Upon Moses' death the Bible observes, "His eye was not dimmed neither was his strength abated."

No one will write those words about me. Indeed, the Bible describes all the rest of its heroes declining naturally and opposite to Moses, eyes dimming (think Jacob's deceit of his father, Isaac) and strength diminished (King David in I Kings 1).

When I prepare for bed these days I remove my shoes with the lift in the left heel and place them next to the bed; I place my eyeglasses on the night table so I can find them when I awaken in the middle of the night; I lightly brush my hearing aids and gently place them in their box and in their drawer; and I insert my plastic night guard on my lower teeth to keep me from ruining my gums.

In the morning when joggers pass me on my walk with the dogs, I think, without a scintilla of jealousy of course, how if they asked me I would say, "Yeah, I used to do that, and I thought about walkers the way you think about me." To the cyclists I want to say, "I was once one of your brethren." But that was before my back collapsed and I was hit by the car. In other words, another lifetime.

Am I declining? Well, I suppose you could claim that if you think of aging as a slippery slope toward death. I am less physically capable than I was once upon a time. But the truth is that my somatic capabilities have constantly changed over the course of my life. I was never headed to the Olympics, or a professional team, or to any sort of athletic fame. A physician's nurse once asked me about my activities, and when I told her I jogged 18 miles weekly and often cycled 15 or 20 miles she said to my great surprise, "Oh, then you're an athlete." The assertion, not posed as a question, shocked and pleased me. I was never above physical vanity. But that was the sole instance of being called an athlete.
———
**Problems to solve**
A. List every item the narrator handles while getting ready for bed, according to the passage on aging.
B. Answer these questions using the passage on aging:
(i) How many miles a week did the narrator say they jogged when the nurse asked?
(ii) Which Bible passage does the narrator cite for King David's diminished strength?
(iii) With what does the narrator take a morning walk?
The data comes from a separate source and is unrelated to the passage above.

**Source excerpt**
———
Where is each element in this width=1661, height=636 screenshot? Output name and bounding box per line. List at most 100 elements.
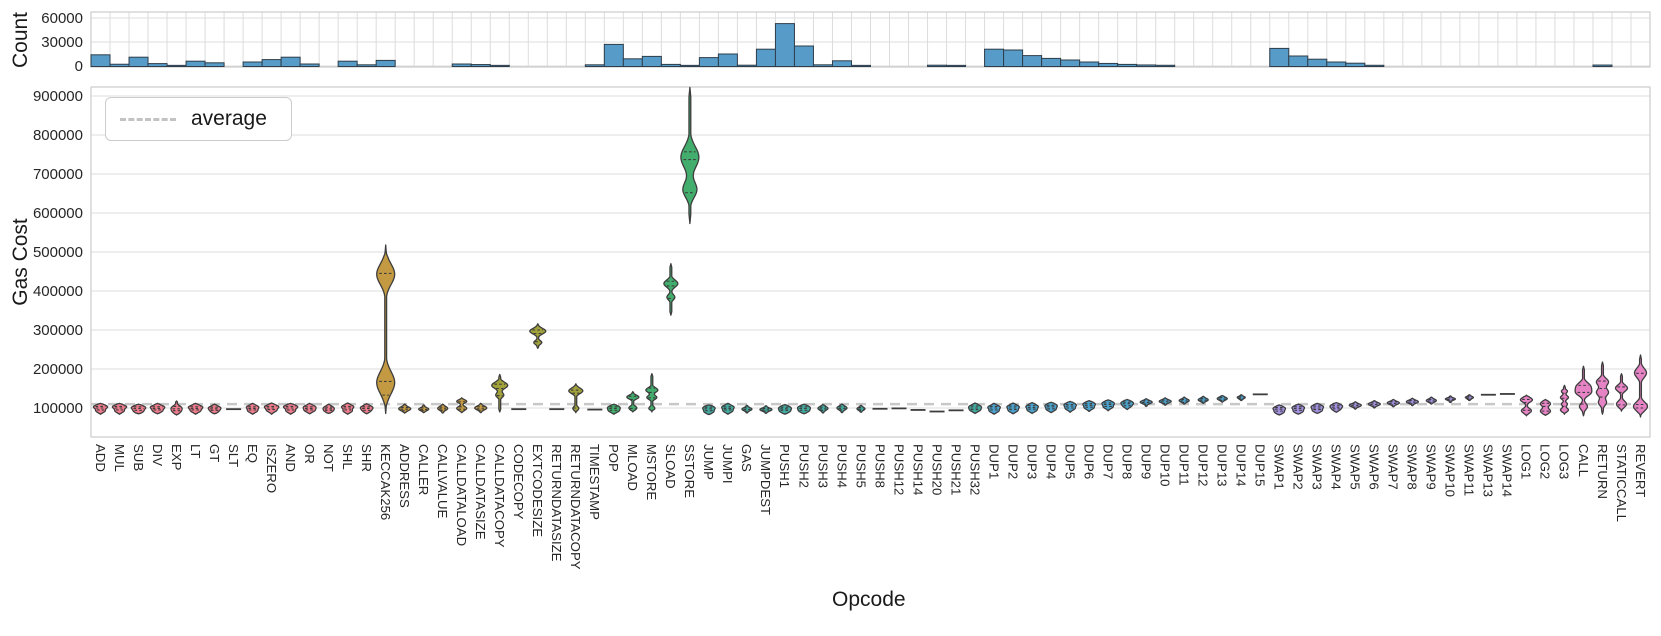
———
**Answers**
A.
- Shoes with the lift in the left heel
- Eyeglasses
- Hearing aids
- Plastic night guard

B.
(i) 18 miles
(ii) I Kings 1
(iii) The dogs